Return every line below as is, leaving out the pictures.

Material for the task:
####################
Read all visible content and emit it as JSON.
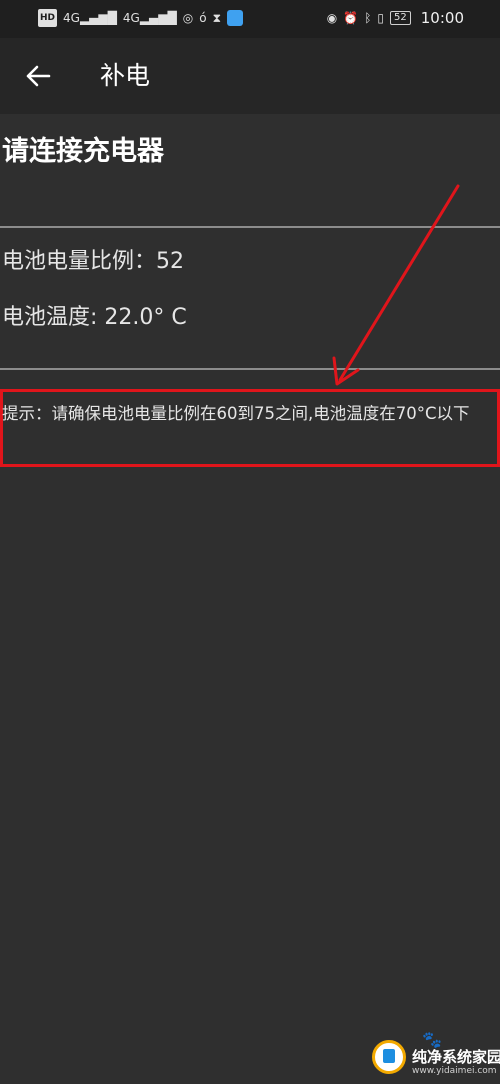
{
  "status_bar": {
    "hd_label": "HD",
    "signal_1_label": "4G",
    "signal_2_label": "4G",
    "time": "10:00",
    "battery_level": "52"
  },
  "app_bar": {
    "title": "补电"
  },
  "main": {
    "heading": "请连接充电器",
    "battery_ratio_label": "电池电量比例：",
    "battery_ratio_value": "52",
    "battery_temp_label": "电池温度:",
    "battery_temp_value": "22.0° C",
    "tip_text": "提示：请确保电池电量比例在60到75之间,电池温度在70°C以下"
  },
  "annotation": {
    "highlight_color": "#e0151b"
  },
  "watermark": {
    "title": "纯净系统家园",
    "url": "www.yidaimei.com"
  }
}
####################
Solution for this problem:
Read all visible content and emit it as JSON.
{
  "status_bar": {
    "hd_label": "HD",
    "signal_1_label": "4G",
    "signal_2_label": "4G",
    "time": "10:00",
    "battery_level": "52"
  },
  "app_bar": {
    "title": "补电"
  },
  "main": {
    "heading": "请连接充电器",
    "battery_ratio_label": "电池电量比例：",
    "battery_ratio_value": "52",
    "battery_temp_label": "电池温度:",
    "battery_temp_value": "22.0° C",
    "tip_text": "提示：请确保电池电量比例在60到75之间,电池温度在70°C以下"
  },
  "annotation": {
    "highlight_color": "#e0151b"
  },
  "watermark": {
    "title": "纯净系统家园",
    "url": "www.yidaimei.com"
  }
}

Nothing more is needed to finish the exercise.